Directive: Look through the entries and report how many lines include the word "задач". Give the number alone.

Dataset records:
[START]

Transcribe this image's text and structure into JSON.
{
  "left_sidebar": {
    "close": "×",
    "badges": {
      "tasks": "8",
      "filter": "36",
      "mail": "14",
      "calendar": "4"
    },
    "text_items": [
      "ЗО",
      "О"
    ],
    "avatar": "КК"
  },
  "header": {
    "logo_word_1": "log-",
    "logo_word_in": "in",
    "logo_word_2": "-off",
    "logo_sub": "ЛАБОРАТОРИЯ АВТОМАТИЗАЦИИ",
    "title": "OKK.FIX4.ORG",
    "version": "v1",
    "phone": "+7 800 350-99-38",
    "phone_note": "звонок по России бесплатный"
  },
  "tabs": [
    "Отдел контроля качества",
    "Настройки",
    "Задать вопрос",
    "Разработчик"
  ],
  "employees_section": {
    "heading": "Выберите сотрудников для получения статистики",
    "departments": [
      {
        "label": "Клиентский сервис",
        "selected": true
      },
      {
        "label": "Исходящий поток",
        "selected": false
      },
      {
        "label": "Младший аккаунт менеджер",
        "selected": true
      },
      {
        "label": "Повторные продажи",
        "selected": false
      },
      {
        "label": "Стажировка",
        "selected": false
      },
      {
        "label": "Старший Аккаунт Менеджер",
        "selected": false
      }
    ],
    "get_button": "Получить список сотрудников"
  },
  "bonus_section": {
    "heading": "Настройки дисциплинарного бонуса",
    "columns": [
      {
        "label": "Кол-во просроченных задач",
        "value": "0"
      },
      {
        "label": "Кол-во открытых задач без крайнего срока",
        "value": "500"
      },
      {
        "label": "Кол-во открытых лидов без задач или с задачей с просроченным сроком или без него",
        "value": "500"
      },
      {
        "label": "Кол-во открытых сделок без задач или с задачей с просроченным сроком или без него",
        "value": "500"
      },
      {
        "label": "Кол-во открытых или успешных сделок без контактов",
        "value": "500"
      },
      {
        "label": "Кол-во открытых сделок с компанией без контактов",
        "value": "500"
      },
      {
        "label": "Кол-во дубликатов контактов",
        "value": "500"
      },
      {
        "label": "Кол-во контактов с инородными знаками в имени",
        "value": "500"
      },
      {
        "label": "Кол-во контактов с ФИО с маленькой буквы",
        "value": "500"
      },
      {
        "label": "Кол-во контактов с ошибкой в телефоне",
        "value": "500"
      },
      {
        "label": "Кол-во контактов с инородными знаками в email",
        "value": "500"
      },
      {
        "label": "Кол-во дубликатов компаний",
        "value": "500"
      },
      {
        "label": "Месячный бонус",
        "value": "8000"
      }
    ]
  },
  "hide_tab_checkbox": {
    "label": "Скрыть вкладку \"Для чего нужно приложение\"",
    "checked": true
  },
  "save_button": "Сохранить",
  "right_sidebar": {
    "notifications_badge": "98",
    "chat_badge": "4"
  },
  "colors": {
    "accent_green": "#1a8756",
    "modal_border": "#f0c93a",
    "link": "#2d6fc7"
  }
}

[END]

Task result: 4